## Required tasks
• 1. In the biography of Álvaro Corrada del Río below, which diocese did he lead as bishop from 2001 to 2011?
• 2. In the biography of Álvaro Corrada del Río below, turn the paragraph that begins "Álvaro Corrada was born on May 13, 1942" into a short list that keeps its main facts.
• 3. Go on with the biography of Álvaro Corrada del Río below, picking up right after its last sentence.

-- begin Document passage --

Álvaro Corrada del Río, S.J. (born May 13, 1942) is a Puerto Rican-born American prelate of the Catholic Church and member of the Society of Jesus who currently serves as the apostolic administrator of the Diocese of Arecibo in Puerto Rico.

Corrada served as the bishop of the Diocese of Mayagüez in Puerto Rico from 2011 until his retirement in 2020. He previously served as bishop of the Diocese of Tyler in Texas from 2001 to 2011, as apostolic administrator of the Diocese of Caguas in Puerto Rico from 1997 to 2001 and as an auxiliary bishop of the Archdiocese of Washington D.C. from 1985 to 1997

Biography

Early life
Álvaro Corrada was born on May 13, 1942, in the Santurce section of San Juan, Puerto Rico. He has an older brother, Baltasar Corrada del Río, who served as Mayor of San Juan. After attending the local public schools, Álvaro Corrada entered the minor seminary of what was then the Diocese of San Juan in 1955.

-- end Document passage --
-- begin Given data --

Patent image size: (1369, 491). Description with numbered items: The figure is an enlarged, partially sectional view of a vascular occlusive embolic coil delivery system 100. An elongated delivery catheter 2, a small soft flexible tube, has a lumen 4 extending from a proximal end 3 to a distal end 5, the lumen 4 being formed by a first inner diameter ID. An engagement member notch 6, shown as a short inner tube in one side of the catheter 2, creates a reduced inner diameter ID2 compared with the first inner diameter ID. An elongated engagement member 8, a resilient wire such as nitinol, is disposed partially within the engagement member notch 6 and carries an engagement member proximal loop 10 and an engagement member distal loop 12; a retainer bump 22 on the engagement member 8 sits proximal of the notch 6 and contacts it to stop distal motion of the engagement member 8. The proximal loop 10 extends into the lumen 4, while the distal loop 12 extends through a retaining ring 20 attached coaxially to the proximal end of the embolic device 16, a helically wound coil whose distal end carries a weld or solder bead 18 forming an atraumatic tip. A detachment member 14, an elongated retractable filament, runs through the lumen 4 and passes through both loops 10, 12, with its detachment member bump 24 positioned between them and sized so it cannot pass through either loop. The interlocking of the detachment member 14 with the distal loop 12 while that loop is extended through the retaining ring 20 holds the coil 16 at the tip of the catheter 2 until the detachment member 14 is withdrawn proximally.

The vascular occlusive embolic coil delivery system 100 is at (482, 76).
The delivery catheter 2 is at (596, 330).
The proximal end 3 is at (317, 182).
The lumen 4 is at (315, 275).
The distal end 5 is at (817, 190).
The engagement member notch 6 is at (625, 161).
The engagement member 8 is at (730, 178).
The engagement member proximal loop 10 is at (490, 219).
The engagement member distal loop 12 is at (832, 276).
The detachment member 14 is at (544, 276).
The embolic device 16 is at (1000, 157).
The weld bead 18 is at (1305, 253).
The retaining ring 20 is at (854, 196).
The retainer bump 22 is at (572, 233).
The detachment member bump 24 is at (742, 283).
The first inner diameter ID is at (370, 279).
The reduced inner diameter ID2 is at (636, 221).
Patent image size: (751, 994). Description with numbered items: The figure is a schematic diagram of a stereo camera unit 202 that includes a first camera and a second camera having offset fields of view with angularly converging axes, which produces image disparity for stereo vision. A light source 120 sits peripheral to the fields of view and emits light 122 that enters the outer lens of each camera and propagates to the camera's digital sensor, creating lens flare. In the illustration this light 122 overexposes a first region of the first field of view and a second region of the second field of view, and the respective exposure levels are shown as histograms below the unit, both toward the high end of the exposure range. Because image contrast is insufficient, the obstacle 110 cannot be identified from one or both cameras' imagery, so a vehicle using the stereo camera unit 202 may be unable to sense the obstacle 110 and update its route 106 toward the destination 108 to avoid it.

-- end Given data --

## Answers for the tasks
• 1. The Diocese of Tyler in Texas.

• 2.
- Born May 13, 1942, in the Santurce section of San Juan, Puerto Rico
- Older brother: Baltasar Corrada del Río, a former Mayor of San Juan
- Attended local public schools
- Entered the minor seminary of what was then the Diocese of San Juan in 1955

• 3.
In 1960, Corrada entered the Society of Jesus at their novitiate in Poughkeepsie, New York. After completing his initial period of formation and professing his initial religious vows to the Jesuits, he studied at Fordham University in Bronx, New York, and later Woodstock College in Woodstock, Maryland.

Priesthood 
Corrada was ordained to the priesthood for the Society of Jesus by Bishop Miguel Rodriguez on July 6, 1974. After his ordination, Corrada went to Paris to study at the Catholic Institute of Paris.  

After returning to the United States, Corrada he was assigned as the director of spiritual retreats at Mount Manresa Retreat House on Staten Island, New York. Following that assignment, he served as an assistant pastor at the Jesuit-run Nativity Parish on the Lower East Side of Manhattan (1980–1983).  In 1983, Corrada was appointed director of the Northeast Pastoral Center for Hispanics in Manhattan.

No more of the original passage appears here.